== INFORMATION SUPPLIED ==
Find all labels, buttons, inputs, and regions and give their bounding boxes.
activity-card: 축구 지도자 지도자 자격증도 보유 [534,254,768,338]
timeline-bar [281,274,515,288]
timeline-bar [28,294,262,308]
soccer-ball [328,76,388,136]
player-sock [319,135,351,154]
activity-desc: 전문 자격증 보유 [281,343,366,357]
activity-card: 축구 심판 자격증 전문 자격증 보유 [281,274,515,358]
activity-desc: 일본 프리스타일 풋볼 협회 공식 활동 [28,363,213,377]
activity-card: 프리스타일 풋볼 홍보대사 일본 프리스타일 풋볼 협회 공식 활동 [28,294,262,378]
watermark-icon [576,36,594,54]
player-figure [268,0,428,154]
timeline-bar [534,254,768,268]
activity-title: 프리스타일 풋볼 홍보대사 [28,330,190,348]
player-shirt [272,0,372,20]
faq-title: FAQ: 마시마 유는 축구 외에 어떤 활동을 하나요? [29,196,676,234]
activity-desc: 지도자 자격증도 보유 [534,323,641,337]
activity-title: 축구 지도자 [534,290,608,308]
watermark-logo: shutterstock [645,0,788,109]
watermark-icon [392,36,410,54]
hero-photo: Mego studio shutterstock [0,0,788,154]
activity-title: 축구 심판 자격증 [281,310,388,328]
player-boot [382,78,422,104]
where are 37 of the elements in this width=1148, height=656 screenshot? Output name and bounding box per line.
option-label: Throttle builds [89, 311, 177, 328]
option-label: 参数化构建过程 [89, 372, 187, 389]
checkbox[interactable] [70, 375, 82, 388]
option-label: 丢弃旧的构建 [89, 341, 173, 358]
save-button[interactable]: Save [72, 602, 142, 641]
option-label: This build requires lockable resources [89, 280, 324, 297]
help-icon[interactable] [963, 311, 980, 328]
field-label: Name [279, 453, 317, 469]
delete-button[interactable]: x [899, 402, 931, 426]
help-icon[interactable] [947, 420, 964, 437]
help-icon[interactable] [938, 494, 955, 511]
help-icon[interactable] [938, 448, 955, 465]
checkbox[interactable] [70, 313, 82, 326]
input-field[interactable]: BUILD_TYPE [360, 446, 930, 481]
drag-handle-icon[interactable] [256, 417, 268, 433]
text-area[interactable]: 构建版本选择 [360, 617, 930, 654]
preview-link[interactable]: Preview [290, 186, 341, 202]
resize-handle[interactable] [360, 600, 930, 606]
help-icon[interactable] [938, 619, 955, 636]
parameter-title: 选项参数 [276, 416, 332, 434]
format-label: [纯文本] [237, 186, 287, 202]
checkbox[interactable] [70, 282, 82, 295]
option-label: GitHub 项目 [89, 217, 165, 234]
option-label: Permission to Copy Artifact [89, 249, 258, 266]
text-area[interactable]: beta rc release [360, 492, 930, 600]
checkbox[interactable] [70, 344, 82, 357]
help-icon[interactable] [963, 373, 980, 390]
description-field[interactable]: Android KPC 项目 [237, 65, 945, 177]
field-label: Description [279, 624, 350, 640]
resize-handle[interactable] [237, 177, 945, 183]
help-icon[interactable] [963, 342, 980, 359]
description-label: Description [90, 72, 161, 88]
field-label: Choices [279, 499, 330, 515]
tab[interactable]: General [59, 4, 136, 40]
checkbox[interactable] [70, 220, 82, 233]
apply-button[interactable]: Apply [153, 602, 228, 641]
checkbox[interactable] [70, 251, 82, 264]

== WHAT YOU SHOULD DO ==
Please return all of the data above line for line, from its first line to its last, without changing a single character.

== PROBLEM SOLUTION ==
Find all labels, buttons, inputs, and regions and give their bounding boxes.
activity-card: 축구 지도자 지도자 자격증도 보유 [534,254,768,338]
timeline-bar [281,274,515,288]
timeline-bar [28,294,262,308]
soccer-ball [328,76,388,136]
player-sock [319,135,351,154]
activity-desc: 전문 자격증 보유 [281,343,366,357]
activity-card: 축구 심판 자격증 전문 자격증 보유 [281,274,515,358]
activity-desc: 일본 프리스타일 풋볼 협회 공식 활동 [28,363,213,377]
activity-card: 프리스타일 풋볼 홍보대사 일본 프리스타일 풋볼 협회 공식 활동 [28,294,262,378]
watermark-icon [576,36,594,54]
player-figure [268,0,428,154]
timeline-bar [534,254,768,268]
activity-title: 프리스타일 풋볼 홍보대사 [28,330,190,348]
player-shirt [272,0,372,20]
faq-title: FAQ: 마시마 유는 축구 외에 어떤 활동을 하나요? [29,196,676,234]
activity-desc: 지도자 자격증도 보유 [534,323,641,337]
activity-title: 축구 지도자 [534,290,608,308]
watermark-logo: shutterstock [645,0,788,109]
watermark-icon [392,36,410,54]
hero-photo: Mego studio shutterstock [0,0,788,154]
activity-title: 축구 심판 자격증 [281,310,388,328]
player-boot [382,78,422,104]
where are 37 of the elements in this width=1148, height=656 screenshot? Output name and bounding box per line.
option-label: Throttle builds [89, 311, 177, 328]
option-label: 参数化构建过程 [89, 372, 187, 389]
checkbox[interactable] [70, 375, 82, 388]
option-label: 丢弃旧的构建 [89, 341, 173, 358]
save-button[interactable]: Save [72, 602, 142, 641]
option-label: This build requires lockable resources [89, 280, 324, 297]
help-icon[interactable] [963, 311, 980, 328]
field-label: Name [279, 453, 317, 469]
delete-button[interactable]: x [899, 402, 931, 426]
help-icon[interactable] [947, 420, 964, 437]
help-icon[interactable] [938, 494, 955, 511]
help-icon[interactable] [938, 448, 955, 465]
checkbox[interactable] [70, 313, 82, 326]
input-field[interactable]: BUILD_TYPE [360, 446, 930, 481]
drag-handle-icon[interactable] [256, 417, 268, 433]
text-area[interactable]: 构建版本选择 [360, 617, 930, 654]
preview-link[interactable]: Preview [290, 186, 341, 202]
resize-handle[interactable] [360, 600, 930, 606]
help-icon[interactable] [938, 619, 955, 636]
parameter-title: 选项参数 [276, 416, 332, 434]
format-label: [纯文本] [237, 186, 287, 202]
checkbox[interactable] [70, 282, 82, 295]
option-label: GitHub 项目 [89, 217, 165, 234]
option-label: Permission to Copy Artifact [89, 249, 258, 266]
text-area[interactable]: beta rc release [360, 492, 930, 600]
checkbox[interactable] [70, 344, 82, 357]
help-icon[interactable] [963, 373, 980, 390]
description-field[interactable]: Android KPC 项目 [237, 65, 945, 177]
field-label: Description [279, 624, 350, 640]
resize-handle[interactable] [237, 177, 945, 183]
help-icon[interactable] [963, 342, 980, 359]
description-label: Description [90, 72, 161, 88]
field-label: Choices [279, 499, 330, 515]
tab[interactable]: General [59, 4, 136, 40]
checkbox[interactable] [70, 220, 82, 233]
apply-button[interactable]: Apply [153, 602, 228, 641]
checkbox[interactable] [70, 251, 82, 264]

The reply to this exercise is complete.